Aim: Identify every line in the records below that contains the word "value", and copy each of those lines.
◇ ◇ ◇ ◇ ◇ ◇ ◇
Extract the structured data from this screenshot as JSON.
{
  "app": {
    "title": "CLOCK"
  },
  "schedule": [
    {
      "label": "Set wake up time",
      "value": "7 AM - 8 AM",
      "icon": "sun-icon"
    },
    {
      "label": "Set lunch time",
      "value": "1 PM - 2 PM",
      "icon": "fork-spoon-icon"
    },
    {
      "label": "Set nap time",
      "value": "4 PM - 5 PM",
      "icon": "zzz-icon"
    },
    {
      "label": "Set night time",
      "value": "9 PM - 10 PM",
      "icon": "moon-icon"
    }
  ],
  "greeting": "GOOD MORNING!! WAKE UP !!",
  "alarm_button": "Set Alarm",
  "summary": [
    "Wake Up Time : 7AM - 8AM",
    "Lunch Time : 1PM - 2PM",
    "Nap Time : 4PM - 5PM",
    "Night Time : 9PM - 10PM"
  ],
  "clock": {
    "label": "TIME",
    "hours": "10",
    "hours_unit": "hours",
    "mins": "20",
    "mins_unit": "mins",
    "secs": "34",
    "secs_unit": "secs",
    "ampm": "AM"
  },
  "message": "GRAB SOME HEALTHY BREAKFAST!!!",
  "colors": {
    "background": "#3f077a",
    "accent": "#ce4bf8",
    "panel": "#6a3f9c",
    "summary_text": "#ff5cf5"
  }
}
◇ ◇ ◇ ◇ ◇ ◇ ◇
Reply:
      "value": "7 AM - 8 AM",
      "value": "1 PM - 2 PM",
      "value": "4 PM - 5 PM",
      "value": "9 PM - 10 PM",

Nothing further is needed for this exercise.